Work required — Without including any pictures, write out the listing below exactly.

Data —
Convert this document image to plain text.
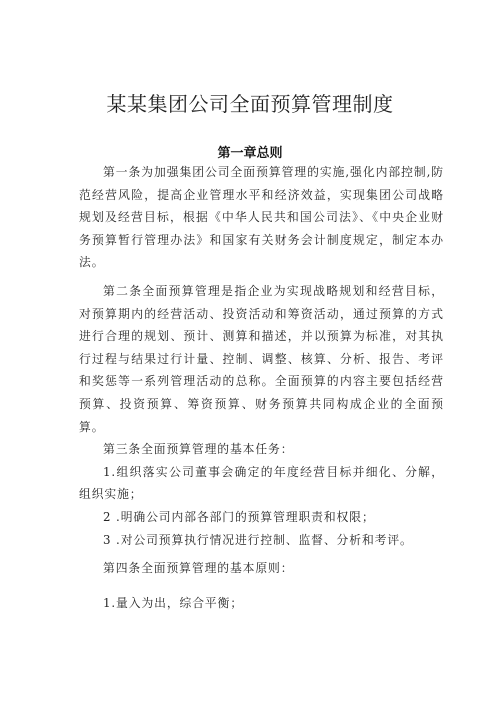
某某集团公司全面预算管理制度
第一章总则

第一条为加强集团公司全面预算管理的实施,强化内部控制,防范经营风险，提高企业管理水平和经济效益，实现集团公司战略规划及经营目标，根据《中华人民共和国公司法》、《中央企业财务预算暂行管理办法》和国家有关财务会计制度规定，制定本办法。

第二条全面预算管理是指企业为实现战略规划和经营目标，对预算期内的经营活动、投资活动和筹资活动，通过预算的方式进行合理的规划、预计、测算和描述，并以预算为标准，对其执行过程与结果过行计量、控制、调整、核算、分析、报告、考评和奖惩等一系列管理活动的总称。全面预算的内容主要包括经营预算、投资预算、筹资预算、财务预算共同构成企业的全面预算。

第三条全面预算管理的基本任务：

1.组织落实公司董事会确定的年度经营目标并细化、分解，组织实施；

2 .明确公司内部各部门的预算管理职责和权限；

3 .对公司预算执行情况进行控制、监督、分析和考评。

第四条全面预算管理的基本原则：

1.量入为出，综合平衡；
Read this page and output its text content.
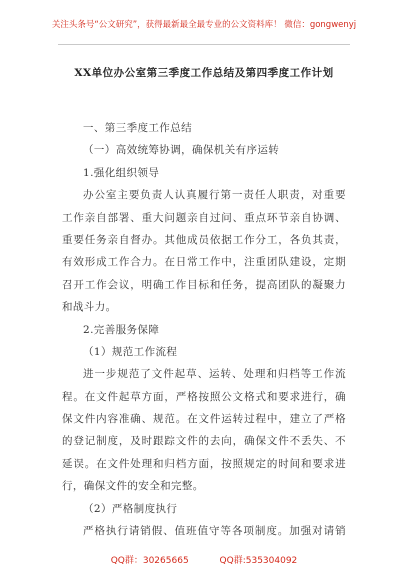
关注头条号“公文研究”，获得最新最全最专业的公文资料库！ 微信：gongwenyj
XX单位办公室第三季度工作总结及第四季度工作计划
一、第三季度工作总结
（一）高效统筹协调，确保机关有序运转
1.强化组织领导
办公室主要负责人认真履行第一责任人职责，对重要
工作亲自部署、重大问题亲自过问、重点环节亲自协调、
重要任务亲自督办。其他成员依据工作分工，各负其责，
有效形成工作合力。在日常工作中，注重团队建设，定期
召开工作会议，明确工作目标和任务，提高团队的凝聚力
和战斗力。
2.完善服务保障
（1）规范工作流程
进一步规范了文件起草、运转、处理和归档等工作流
程。在文件起草方面，严格按照公文格式和要求进行，确
保文件内容准确、规范。在文件运转过程中，建立了严格
的登记制度，及时跟踪文件的去向，确保文件不丢失、不
延误。在文件处理和归档方面，按照规定的时间和要求进
行，确保文件的安全和完整。
（2）严格制度执行
严格执行请销假、值班值守等各项制度。加强对请销
QQ群：30265665	QQ群:535304092
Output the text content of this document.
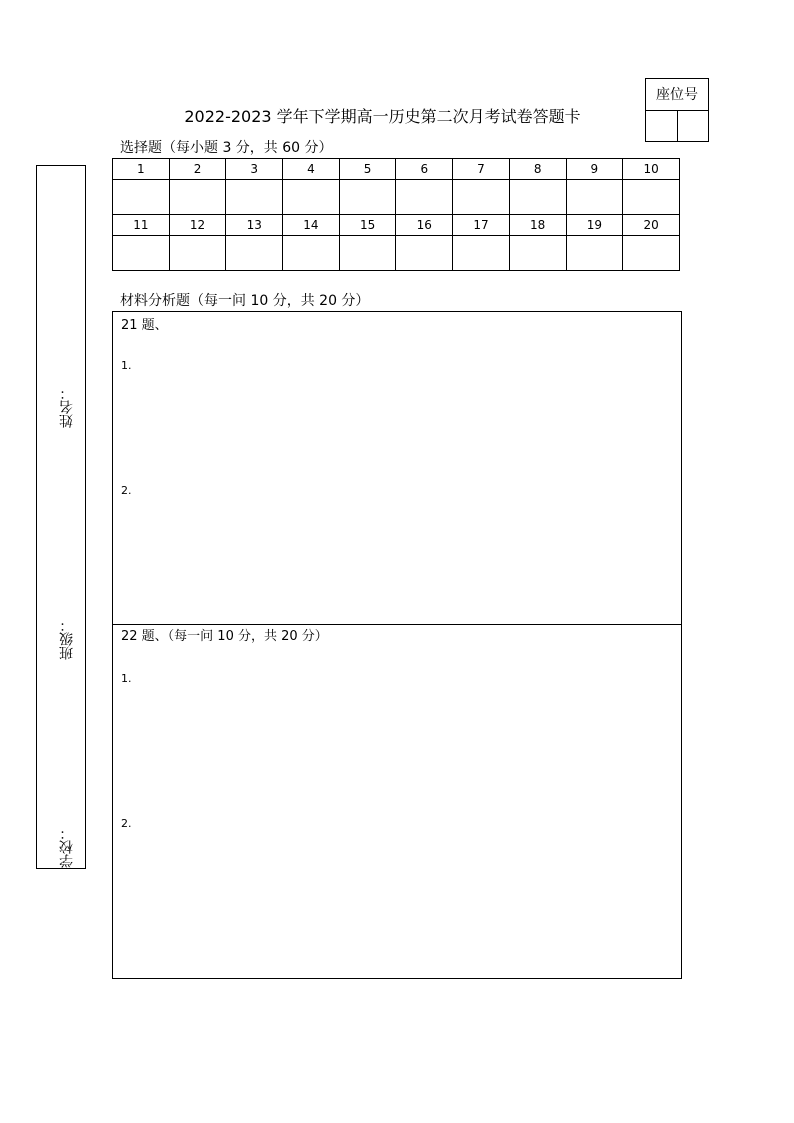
座位号
2022-2023 学年下学期高一历史第二次月考试卷答题卡
选择题（每小题 3 分，共 60 分）
1	2	3	4	5	6	7	8	9	10

11	12	13	14	15	16	17	18	19	20

姓名：
班级：
学校：
材料分析题（每一问 10 分，共 20 分）
21 题、
1.
2.
22 题、（每一问 10 分，共 20 分）
1.
2.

Complete answer —
Convert this document image to plain text.
某某集团公司全面预算管理制度
第一章总则

第一条为加强集团公司全面预算管理的实施,强化内部控制,防范经营风险，提高企业管理水平和经济效益，实现集团公司战略规划及经营目标，根据《中华人民共和国公司法》、《中央企业财务预算暂行管理办法》和国家有关财务会计制度规定，制定本办法。

第二条全面预算管理是指企业为实现战略规划和经营目标，对预算期内的经营活动、投资活动和筹资活动，通过预算的方式进行合理的规划、预计、测算和描述，并以预算为标准，对其执行过程与结果过行计量、控制、调整、核算、分析、报告、考评和奖惩等一系列管理活动的总称。全面预算的内容主要包括经营预算、投资预算、筹资预算、财务预算共同构成企业的全面预算。

第三条全面预算管理的基本任务：

1.组织落实公司董事会确定的年度经营目标并细化、分解，组织实施；

2 .明确公司内部各部门的预算管理职责和权限；

3 .对公司预算执行情况进行控制、监督、分析和考评。

第四条全面预算管理的基本原则：

1.量入为出，综合平衡；
Read this page and output its text content.
关注头条号“公文研究”，获得最新最全最专业的公文资料库！ 微信：gongwenyj
XX单位办公室第三季度工作总结及第四季度工作计划
一、第三季度工作总结
（一）高效统筹协调，确保机关有序运转
1.强化组织领导
办公室主要负责人认真履行第一责任人职责，对重要
工作亲自部署、重大问题亲自过问、重点环节亲自协调、
重要任务亲自督办。其他成员依据工作分工，各负其责，
有效形成工作合力。在日常工作中，注重团队建设，定期
召开工作会议，明确工作目标和任务，提高团队的凝聚力
和战斗力。
2.完善服务保障
（1）规范工作流程
进一步规范了文件起草、运转、处理和归档等工作流
程。在文件起草方面，严格按照公文格式和要求进行，确
保文件内容准确、规范。在文件运转过程中，建立了严格
的登记制度，及时跟踪文件的去向，确保文件不丢失、不
延误。在文件处理和归档方面，按照规定的时间和要求进
行，确保文件的安全和完整。
（2）严格制度执行
严格执行请销假、值班值守等各项制度。加强对请销
QQ群：30265665	QQ群:535304092
Output the text content of this document.
座位号
2022-2023 学年下学期高一历史第二次月考试卷答题卡
选择题（每小题 3 分，共 60 分）
1	2	3	4	5	6	7	8	9	10

11	12	13	14	15	16	17	18	19	20

姓名：
班级：
学校：
材料分析题（每一问 10 分，共 20 分）
21 题、
1.
2.
22 题、（每一问 10 分，共 20 分）
1.
2.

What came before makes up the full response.